Problem requirements
Copy out each line of the listing that has the word "ylabel" in it.

(Dataset entries on figures)
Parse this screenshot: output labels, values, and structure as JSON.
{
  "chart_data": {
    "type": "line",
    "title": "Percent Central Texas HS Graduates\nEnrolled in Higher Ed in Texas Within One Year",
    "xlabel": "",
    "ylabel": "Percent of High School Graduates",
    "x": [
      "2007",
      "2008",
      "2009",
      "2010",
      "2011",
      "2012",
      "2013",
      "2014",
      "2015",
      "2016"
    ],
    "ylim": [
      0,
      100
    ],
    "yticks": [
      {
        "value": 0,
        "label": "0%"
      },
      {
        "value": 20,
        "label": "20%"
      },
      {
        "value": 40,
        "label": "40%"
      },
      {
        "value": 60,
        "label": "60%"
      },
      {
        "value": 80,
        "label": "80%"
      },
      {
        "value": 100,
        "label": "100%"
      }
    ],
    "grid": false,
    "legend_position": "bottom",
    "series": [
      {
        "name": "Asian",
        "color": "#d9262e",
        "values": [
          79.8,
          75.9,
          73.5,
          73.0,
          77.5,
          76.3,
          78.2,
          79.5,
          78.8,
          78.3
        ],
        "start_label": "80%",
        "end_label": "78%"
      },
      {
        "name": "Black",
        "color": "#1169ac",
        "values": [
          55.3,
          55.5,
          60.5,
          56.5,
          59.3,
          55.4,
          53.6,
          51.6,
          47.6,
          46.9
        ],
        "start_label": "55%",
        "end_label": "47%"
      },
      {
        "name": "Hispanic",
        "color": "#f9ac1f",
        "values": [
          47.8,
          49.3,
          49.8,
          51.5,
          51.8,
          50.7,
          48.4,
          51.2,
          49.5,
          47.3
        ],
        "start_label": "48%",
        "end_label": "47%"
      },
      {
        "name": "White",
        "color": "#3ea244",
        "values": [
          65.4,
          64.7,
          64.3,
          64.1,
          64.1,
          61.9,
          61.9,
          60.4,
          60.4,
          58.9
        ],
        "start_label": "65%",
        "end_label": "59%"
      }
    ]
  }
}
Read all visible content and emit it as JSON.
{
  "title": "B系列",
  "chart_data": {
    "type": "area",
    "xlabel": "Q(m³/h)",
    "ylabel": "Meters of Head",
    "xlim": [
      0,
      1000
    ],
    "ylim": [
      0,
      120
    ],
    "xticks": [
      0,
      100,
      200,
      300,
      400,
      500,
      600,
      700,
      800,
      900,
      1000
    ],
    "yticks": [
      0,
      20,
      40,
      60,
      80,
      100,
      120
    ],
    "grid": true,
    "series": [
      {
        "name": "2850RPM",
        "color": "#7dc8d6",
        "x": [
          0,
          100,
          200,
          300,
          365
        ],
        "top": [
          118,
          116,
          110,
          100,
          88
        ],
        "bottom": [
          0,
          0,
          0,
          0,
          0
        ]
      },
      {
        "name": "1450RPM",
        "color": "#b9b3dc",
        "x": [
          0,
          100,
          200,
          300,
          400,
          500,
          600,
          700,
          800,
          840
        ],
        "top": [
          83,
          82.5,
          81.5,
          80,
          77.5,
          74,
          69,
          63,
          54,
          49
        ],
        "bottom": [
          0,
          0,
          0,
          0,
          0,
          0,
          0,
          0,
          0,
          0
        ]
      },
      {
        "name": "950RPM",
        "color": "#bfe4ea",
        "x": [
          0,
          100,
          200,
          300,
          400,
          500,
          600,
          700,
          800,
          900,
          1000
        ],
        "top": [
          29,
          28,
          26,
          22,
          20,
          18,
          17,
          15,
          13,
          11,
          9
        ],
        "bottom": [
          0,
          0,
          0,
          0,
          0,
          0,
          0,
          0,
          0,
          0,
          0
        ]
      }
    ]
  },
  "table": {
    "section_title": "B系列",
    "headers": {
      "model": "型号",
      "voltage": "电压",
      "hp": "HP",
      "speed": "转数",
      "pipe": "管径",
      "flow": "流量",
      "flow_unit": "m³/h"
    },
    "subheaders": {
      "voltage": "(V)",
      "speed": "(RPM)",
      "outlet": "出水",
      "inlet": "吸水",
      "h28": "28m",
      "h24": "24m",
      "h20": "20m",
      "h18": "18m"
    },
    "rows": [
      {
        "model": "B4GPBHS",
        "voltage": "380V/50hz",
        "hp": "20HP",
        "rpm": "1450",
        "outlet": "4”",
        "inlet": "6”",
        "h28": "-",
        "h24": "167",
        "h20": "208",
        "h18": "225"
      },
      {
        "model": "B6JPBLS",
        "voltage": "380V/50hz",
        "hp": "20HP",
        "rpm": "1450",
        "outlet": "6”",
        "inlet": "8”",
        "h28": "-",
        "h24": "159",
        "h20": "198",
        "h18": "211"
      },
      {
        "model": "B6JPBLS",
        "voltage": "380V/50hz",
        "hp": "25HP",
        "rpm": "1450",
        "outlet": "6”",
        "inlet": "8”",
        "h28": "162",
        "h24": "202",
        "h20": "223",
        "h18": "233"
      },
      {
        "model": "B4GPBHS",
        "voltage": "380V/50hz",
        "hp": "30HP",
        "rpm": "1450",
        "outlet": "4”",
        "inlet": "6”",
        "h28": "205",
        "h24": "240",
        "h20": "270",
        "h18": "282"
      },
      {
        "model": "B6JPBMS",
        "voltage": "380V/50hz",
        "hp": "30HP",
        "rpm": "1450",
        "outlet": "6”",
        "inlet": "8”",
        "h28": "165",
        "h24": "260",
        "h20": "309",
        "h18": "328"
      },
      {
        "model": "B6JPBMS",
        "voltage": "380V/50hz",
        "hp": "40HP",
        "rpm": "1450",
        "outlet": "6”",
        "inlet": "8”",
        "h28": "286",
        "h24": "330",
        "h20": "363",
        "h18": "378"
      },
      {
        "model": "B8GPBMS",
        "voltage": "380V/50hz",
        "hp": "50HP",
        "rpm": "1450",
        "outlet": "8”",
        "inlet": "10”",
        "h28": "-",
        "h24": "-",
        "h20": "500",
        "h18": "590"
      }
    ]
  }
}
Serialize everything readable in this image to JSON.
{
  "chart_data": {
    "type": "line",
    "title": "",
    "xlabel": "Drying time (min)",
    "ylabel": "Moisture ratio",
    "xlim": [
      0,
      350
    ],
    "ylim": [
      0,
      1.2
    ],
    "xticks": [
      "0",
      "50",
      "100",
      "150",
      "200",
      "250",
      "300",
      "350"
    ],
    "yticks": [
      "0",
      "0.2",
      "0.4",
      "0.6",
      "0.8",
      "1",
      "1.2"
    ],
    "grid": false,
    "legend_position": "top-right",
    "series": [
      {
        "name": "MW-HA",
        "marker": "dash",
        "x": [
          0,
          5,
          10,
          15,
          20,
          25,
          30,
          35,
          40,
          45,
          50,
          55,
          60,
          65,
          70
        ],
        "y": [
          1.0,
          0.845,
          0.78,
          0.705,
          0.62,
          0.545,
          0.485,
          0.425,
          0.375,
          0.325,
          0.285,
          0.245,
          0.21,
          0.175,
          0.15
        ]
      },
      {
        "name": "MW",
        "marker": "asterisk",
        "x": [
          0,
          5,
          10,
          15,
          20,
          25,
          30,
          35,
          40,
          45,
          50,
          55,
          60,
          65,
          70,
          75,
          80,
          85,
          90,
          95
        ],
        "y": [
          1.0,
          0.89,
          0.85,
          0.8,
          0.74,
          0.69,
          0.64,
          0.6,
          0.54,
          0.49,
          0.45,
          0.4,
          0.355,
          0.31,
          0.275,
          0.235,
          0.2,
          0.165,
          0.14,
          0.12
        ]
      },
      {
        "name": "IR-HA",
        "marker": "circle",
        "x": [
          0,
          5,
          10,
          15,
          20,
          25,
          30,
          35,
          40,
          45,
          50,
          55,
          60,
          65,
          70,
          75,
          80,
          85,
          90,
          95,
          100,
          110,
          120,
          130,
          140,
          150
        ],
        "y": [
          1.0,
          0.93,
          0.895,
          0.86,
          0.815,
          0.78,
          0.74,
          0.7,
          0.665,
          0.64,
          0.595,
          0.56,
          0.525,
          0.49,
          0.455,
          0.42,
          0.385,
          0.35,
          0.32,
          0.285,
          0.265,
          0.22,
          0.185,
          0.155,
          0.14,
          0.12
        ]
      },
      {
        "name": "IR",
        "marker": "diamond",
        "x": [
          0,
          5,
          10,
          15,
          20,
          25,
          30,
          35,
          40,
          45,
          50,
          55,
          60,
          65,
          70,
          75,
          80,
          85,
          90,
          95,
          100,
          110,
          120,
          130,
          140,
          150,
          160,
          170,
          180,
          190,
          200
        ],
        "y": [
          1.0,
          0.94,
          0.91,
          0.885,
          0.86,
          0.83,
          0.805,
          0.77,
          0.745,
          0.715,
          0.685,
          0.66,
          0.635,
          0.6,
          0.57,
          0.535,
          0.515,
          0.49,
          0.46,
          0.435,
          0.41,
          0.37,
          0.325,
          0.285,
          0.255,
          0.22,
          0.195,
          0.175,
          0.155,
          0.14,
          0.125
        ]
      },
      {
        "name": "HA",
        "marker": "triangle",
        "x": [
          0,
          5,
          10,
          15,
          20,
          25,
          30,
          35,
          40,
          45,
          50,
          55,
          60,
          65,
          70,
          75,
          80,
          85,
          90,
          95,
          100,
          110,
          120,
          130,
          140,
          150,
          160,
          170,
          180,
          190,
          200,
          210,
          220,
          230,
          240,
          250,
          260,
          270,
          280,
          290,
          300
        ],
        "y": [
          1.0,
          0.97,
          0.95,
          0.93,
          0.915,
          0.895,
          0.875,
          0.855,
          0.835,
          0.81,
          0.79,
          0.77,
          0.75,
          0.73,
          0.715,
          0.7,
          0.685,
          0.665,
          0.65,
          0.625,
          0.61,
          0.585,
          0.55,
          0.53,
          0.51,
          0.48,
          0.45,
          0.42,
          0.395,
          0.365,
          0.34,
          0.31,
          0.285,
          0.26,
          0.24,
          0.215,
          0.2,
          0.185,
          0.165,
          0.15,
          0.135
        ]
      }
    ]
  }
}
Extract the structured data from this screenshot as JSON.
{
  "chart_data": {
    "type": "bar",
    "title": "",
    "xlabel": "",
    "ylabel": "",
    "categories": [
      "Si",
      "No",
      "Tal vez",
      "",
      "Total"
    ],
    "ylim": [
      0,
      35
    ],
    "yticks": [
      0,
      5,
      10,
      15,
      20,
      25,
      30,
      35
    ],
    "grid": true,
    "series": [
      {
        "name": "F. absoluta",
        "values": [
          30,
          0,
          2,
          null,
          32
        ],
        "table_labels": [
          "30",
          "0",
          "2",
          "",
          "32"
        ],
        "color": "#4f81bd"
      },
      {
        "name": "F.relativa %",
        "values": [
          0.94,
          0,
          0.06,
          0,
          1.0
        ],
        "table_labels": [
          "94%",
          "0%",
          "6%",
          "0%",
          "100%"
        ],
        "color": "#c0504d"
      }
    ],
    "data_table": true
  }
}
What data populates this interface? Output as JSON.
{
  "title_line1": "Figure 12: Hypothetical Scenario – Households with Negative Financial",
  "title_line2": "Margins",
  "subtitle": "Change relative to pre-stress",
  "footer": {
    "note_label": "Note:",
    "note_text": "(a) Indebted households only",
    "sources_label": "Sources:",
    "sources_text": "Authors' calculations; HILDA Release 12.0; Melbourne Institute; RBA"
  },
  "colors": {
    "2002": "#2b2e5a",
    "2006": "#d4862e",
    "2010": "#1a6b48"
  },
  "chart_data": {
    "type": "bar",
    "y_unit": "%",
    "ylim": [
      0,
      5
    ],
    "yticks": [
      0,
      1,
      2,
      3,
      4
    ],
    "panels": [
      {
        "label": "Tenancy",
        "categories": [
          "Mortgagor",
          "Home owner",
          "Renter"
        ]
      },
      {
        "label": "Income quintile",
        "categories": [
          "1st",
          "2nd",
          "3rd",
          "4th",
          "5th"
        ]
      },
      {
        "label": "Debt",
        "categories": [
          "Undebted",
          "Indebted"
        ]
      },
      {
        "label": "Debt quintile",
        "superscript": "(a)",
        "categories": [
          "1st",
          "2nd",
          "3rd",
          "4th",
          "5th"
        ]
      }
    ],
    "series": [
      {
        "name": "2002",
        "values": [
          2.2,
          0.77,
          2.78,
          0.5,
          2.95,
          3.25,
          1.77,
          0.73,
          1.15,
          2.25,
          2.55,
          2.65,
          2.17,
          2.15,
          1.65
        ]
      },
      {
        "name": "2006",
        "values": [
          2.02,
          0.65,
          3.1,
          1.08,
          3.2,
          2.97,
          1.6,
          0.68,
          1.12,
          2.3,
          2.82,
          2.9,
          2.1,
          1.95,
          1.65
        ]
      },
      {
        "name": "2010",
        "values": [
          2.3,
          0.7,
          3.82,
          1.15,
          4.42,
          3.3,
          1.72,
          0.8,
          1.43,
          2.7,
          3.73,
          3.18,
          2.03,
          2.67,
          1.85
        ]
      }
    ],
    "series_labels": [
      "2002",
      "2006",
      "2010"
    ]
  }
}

Answer to this exercise
    "ylabel": "Percent of High School Graduates",
    "ylabel": "Meters of Head",
    "ylabel": "Moisture ratio",
    "ylabel": "",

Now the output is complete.